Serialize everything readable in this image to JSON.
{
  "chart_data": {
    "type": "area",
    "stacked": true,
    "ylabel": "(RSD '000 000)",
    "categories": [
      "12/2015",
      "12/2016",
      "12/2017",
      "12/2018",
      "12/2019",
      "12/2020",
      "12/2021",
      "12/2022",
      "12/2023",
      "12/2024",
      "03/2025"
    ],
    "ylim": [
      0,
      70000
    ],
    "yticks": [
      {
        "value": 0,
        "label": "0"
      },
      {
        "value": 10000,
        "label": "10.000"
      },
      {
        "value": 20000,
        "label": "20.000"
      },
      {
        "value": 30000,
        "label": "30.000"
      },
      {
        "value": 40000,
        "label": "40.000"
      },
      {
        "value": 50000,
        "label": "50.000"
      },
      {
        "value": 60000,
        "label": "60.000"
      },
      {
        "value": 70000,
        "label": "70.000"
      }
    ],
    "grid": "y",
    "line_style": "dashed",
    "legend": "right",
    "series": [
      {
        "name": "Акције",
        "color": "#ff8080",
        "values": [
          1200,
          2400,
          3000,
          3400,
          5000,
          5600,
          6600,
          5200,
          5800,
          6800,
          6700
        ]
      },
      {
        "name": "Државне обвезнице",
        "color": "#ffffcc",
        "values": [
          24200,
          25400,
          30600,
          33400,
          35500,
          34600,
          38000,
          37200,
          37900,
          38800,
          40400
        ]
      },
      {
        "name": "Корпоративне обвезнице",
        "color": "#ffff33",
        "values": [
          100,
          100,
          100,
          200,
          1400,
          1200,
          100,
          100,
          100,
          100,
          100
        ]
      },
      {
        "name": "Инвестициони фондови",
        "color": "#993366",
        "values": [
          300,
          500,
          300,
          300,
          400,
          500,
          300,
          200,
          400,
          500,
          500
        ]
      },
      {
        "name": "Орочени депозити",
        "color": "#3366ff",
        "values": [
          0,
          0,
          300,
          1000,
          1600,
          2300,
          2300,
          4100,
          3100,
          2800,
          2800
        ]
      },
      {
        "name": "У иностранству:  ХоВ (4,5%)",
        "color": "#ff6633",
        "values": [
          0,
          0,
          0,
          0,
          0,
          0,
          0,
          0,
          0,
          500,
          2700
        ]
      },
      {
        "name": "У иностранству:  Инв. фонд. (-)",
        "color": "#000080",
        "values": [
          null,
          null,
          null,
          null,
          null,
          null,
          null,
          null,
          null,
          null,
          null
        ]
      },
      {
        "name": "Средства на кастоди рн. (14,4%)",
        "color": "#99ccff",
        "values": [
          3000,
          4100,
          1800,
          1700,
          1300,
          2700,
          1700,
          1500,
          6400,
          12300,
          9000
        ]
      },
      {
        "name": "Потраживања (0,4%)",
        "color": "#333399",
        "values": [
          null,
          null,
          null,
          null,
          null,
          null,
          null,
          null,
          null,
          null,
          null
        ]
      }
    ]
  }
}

----

(DO THIS) Collect every line from the records above that contains the word "name".

(OUTPUT OF THE EXERCISE)
        "name": "Акције",
        "name": "Државне обвезнице",
        "name": "Корпоративне обвезнице",
        "name": "Инвестициони фондови",
        "name": "Орочени депозити",
        "name": "У иностранству:  ХоВ (4,5%)",
        "name": "У иностранству:  Инв. фонд. (-)",
        "name": "Средства на кастоди рн. (14,4%)",
        "name": "Потраживања (0,4%)",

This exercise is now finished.